**Exercise aim:** Reproduce the records below exactly, leaving out any pictures.
--- START Given data ---
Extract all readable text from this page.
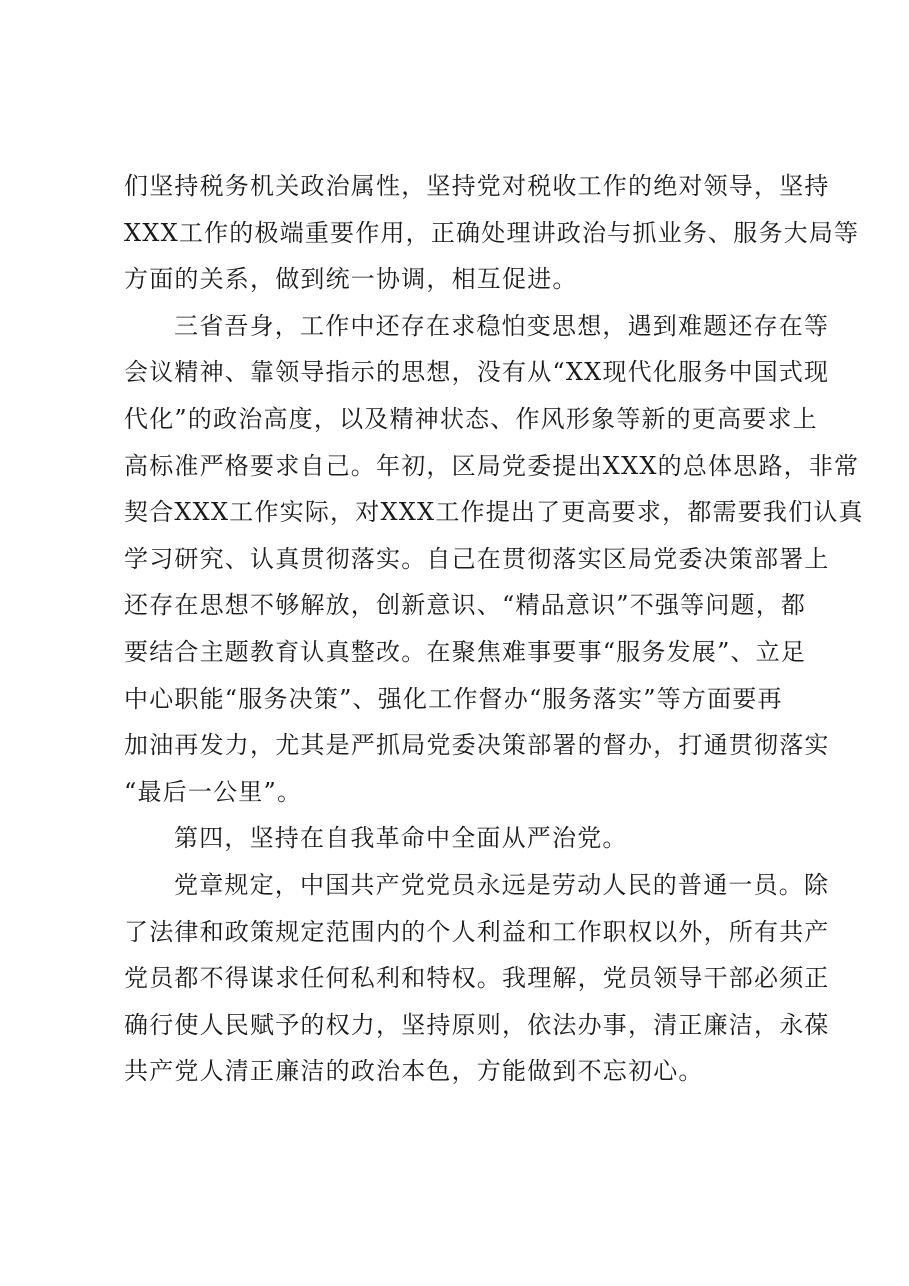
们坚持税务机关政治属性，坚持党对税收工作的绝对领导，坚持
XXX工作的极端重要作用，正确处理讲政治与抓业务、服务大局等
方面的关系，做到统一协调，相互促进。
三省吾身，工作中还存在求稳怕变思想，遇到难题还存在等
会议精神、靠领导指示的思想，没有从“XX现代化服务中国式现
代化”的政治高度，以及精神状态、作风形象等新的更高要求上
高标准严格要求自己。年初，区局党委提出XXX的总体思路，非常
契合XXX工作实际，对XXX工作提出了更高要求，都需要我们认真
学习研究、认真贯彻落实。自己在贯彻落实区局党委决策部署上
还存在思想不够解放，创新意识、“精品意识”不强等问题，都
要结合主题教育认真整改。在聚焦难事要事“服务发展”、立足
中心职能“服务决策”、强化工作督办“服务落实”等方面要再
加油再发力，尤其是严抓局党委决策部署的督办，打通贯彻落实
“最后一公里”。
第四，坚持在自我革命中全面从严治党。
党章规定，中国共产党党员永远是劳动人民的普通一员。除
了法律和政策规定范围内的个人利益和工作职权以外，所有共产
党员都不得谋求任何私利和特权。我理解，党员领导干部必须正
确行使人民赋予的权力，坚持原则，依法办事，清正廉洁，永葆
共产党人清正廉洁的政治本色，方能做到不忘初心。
--- END Given data ---
**The solution:**
Extract all readable text from this page.
们坚持税务机关政治属性，坚持党对税收工作的绝对领导，坚持
XXX工作的极端重要作用，正确处理讲政治与抓业务、服务大局等
方面的关系，做到统一协调，相互促进。
三省吾身，工作中还存在求稳怕变思想，遇到难题还存在等
会议精神、靠领导指示的思想，没有从“XX现代化服务中国式现
代化”的政治高度，以及精神状态、作风形象等新的更高要求上
高标准严格要求自己。年初，区局党委提出XXX的总体思路，非常
契合XXX工作实际，对XXX工作提出了更高要求，都需要我们认真
学习研究、认真贯彻落实。自己在贯彻落实区局党委决策部署上
还存在思想不够解放，创新意识、“精品意识”不强等问题，都
要结合主题教育认真整改。在聚焦难事要事“服务发展”、立足
中心职能“服务决策”、强化工作督办“服务落实”等方面要再
加油再发力，尤其是严抓局党委决策部署的督办，打通贯彻落实
“最后一公里”。
第四，坚持在自我革命中全面从严治党。
党章规定，中国共产党党员永远是劳动人民的普通一员。除
了法律和政策规定范围内的个人利益和工作职权以外，所有共产
党员都不得谋求任何私利和特权。我理解，党员领导干部必须正
确行使人民赋予的权力，坚持原则，依法办事，清正廉洁，永葆
共产党人清正廉洁的政治本色，方能做到不忘初心。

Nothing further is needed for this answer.